Your goal
Write out the whole listing exactly as it stands.

Entries from a dataset
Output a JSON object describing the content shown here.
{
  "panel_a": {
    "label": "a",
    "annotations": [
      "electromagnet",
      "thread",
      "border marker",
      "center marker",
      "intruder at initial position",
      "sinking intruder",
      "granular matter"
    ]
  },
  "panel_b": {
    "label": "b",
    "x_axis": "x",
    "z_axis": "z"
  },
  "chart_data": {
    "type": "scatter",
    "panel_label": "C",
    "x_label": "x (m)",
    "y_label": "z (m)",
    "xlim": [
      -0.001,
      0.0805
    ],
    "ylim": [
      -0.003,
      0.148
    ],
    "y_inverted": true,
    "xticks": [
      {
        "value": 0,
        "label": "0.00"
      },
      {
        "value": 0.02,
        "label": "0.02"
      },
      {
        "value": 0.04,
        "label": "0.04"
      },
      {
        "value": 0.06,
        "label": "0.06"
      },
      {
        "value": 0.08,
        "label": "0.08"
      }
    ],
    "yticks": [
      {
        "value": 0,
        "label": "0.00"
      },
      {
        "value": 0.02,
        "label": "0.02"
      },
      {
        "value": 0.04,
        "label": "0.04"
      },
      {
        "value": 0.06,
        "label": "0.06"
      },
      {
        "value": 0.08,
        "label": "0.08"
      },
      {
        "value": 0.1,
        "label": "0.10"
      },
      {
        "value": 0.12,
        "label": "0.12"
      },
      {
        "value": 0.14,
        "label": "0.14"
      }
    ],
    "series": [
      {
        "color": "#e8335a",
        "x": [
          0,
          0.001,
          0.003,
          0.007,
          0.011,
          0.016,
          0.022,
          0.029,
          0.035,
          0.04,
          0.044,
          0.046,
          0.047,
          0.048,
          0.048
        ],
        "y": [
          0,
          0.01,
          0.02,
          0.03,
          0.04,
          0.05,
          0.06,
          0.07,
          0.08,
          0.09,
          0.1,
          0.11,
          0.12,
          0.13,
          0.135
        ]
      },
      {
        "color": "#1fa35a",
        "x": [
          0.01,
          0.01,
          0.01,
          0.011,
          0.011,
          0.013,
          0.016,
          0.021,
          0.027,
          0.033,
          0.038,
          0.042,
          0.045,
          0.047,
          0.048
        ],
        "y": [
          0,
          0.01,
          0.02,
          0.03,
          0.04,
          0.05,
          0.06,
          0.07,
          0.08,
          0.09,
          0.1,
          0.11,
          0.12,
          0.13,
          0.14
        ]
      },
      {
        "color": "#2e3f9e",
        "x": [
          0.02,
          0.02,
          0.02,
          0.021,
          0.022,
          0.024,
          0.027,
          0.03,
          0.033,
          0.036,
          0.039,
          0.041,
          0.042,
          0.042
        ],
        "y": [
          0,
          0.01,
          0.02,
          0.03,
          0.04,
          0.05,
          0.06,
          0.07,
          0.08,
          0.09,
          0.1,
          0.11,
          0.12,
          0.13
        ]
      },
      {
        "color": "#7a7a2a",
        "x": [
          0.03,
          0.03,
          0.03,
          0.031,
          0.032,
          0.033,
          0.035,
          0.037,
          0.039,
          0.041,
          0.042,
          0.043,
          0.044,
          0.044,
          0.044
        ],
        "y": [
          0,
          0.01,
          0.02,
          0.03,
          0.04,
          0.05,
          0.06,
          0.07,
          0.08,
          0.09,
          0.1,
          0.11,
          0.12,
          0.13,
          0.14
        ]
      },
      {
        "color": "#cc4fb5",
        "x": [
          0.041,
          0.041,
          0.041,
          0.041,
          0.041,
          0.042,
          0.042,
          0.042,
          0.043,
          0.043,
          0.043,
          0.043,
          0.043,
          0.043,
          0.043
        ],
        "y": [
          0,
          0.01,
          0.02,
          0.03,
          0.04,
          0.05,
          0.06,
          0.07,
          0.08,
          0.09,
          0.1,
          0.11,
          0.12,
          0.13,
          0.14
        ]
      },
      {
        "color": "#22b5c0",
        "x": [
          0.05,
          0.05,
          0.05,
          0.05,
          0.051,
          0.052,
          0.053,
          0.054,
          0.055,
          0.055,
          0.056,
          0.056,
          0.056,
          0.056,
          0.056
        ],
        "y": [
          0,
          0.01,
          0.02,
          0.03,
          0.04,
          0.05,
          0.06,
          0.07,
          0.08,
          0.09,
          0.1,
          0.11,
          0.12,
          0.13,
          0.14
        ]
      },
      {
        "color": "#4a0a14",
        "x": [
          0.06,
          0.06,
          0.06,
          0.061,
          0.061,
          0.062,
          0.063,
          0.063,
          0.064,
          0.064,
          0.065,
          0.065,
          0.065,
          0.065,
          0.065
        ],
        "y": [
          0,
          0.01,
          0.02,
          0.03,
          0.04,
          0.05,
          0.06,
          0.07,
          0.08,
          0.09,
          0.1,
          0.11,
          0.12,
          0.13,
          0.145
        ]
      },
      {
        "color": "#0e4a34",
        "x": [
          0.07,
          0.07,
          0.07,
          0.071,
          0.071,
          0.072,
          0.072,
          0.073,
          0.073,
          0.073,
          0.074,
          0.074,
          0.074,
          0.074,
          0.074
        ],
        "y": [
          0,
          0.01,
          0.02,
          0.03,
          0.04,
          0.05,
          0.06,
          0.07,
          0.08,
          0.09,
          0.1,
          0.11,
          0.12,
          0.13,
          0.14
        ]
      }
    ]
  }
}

The output
Output a JSON object describing the content shown here.
{
  "panel_a": {
    "label": "a",
    "annotations": [
      "electromagnet",
      "thread",
      "border marker",
      "center marker",
      "intruder at initial position",
      "sinking intruder",
      "granular matter"
    ]
  },
  "panel_b": {
    "label": "b",
    "x_axis": "x",
    "z_axis": "z"
  },
  "chart_data": {
    "type": "scatter",
    "panel_label": "C",
    "x_label": "x (m)",
    "y_label": "z (m)",
    "xlim": [
      -0.001,
      0.0805
    ],
    "ylim": [
      -0.003,
      0.148
    ],
    "y_inverted": true,
    "xticks": [
      {
        "value": 0,
        "label": "0.00"
      },
      {
        "value": 0.02,
        "label": "0.02"
      },
      {
        "value": 0.04,
        "label": "0.04"
      },
      {
        "value": 0.06,
        "label": "0.06"
      },
      {
        "value": 0.08,
        "label": "0.08"
      }
    ],
    "yticks": [
      {
        "value": 0,
        "label": "0.00"
      },
      {
        "value": 0.02,
        "label": "0.02"
      },
      {
        "value": 0.04,
        "label": "0.04"
      },
      {
        "value": 0.06,
        "label": "0.06"
      },
      {
        "value": 0.08,
        "label": "0.08"
      },
      {
        "value": 0.1,
        "label": "0.10"
      },
      {
        "value": 0.12,
        "label": "0.12"
      },
      {
        "value": 0.14,
        "label": "0.14"
      }
    ],
    "series": [
      {
        "color": "#e8335a",
        "x": [
          0,
          0.001,
          0.003,
          0.007,
          0.011,
          0.016,
          0.022,
          0.029,
          0.035,
          0.04,
          0.044,
          0.046,
          0.047,
          0.048,
          0.048
        ],
        "y": [
          0,
          0.01,
          0.02,
          0.03,
          0.04,
          0.05,
          0.06,
          0.07,
          0.08,
          0.09,
          0.1,
          0.11,
          0.12,
          0.13,
          0.135
        ]
      },
      {
        "color": "#1fa35a",
        "x": [
          0.01,
          0.01,
          0.01,
          0.011,
          0.011,
          0.013,
          0.016,
          0.021,
          0.027,
          0.033,
          0.038,
          0.042,
          0.045,
          0.047,
          0.048
        ],
        "y": [
          0,
          0.01,
          0.02,
          0.03,
          0.04,
          0.05,
          0.06,
          0.07,
          0.08,
          0.09,
          0.1,
          0.11,
          0.12,
          0.13,
          0.14
        ]
      },
      {
        "color": "#2e3f9e",
        "x": [
          0.02,
          0.02,
          0.02,
          0.021,
          0.022,
          0.024,
          0.027,
          0.03,
          0.033,
          0.036,
          0.039,
          0.041,
          0.042,
          0.042
        ],
        "y": [
          0,
          0.01,
          0.02,
          0.03,
          0.04,
          0.05,
          0.06,
          0.07,
          0.08,
          0.09,
          0.1,
          0.11,
          0.12,
          0.13
        ]
      },
      {
        "color": "#7a7a2a",
        "x": [
          0.03,
          0.03,
          0.03,
          0.031,
          0.032,
          0.033,
          0.035,
          0.037,
          0.039,
          0.041,
          0.042,
          0.043,
          0.044,
          0.044,
          0.044
        ],
        "y": [
          0,
          0.01,
          0.02,
          0.03,
          0.04,
          0.05,
          0.06,
          0.07,
          0.08,
          0.09,
          0.1,
          0.11,
          0.12,
          0.13,
          0.14
        ]
      },
      {
        "color": "#cc4fb5",
        "x": [
          0.041,
          0.041,
          0.041,
          0.041,
          0.041,
          0.042,
          0.042,
          0.042,
          0.043,
          0.043,
          0.043,
          0.043,
          0.043,
          0.043,
          0.043
        ],
        "y": [
          0,
          0.01,
          0.02,
          0.03,
          0.04,
          0.05,
          0.06,
          0.07,
          0.08,
          0.09,
          0.1,
          0.11,
          0.12,
          0.13,
          0.14
        ]
      },
      {
        "color": "#22b5c0",
        "x": [
          0.05,
          0.05,
          0.05,
          0.05,
          0.051,
          0.052,
          0.053,
          0.054,
          0.055,
          0.055,
          0.056,
          0.056,
          0.056,
          0.056,
          0.056
        ],
        "y": [
          0,
          0.01,
          0.02,
          0.03,
          0.04,
          0.05,
          0.06,
          0.07,
          0.08,
          0.09,
          0.1,
          0.11,
          0.12,
          0.13,
          0.14
        ]
      },
      {
        "color": "#4a0a14",
        "x": [
          0.06,
          0.06,
          0.06,
          0.061,
          0.061,
          0.062,
          0.063,
          0.063,
          0.064,
          0.064,
          0.065,
          0.065,
          0.065,
          0.065,
          0.065
        ],
        "y": [
          0,
          0.01,
          0.02,
          0.03,
          0.04,
          0.05,
          0.06,
          0.07,
          0.08,
          0.09,
          0.1,
          0.11,
          0.12,
          0.13,
          0.145
        ]
      },
      {
        "color": "#0e4a34",
        "x": [
          0.07,
          0.07,
          0.07,
          0.071,
          0.071,
          0.072,
          0.072,
          0.073,
          0.073,
          0.073,
          0.074,
          0.074,
          0.074,
          0.074,
          0.074
        ],
        "y": [
          0,
          0.01,
          0.02,
          0.03,
          0.04,
          0.05,
          0.06,
          0.07,
          0.08,
          0.09,
          0.1,
          0.11,
          0.12,
          0.13,
          0.14
        ]
      }
    ]
  }
}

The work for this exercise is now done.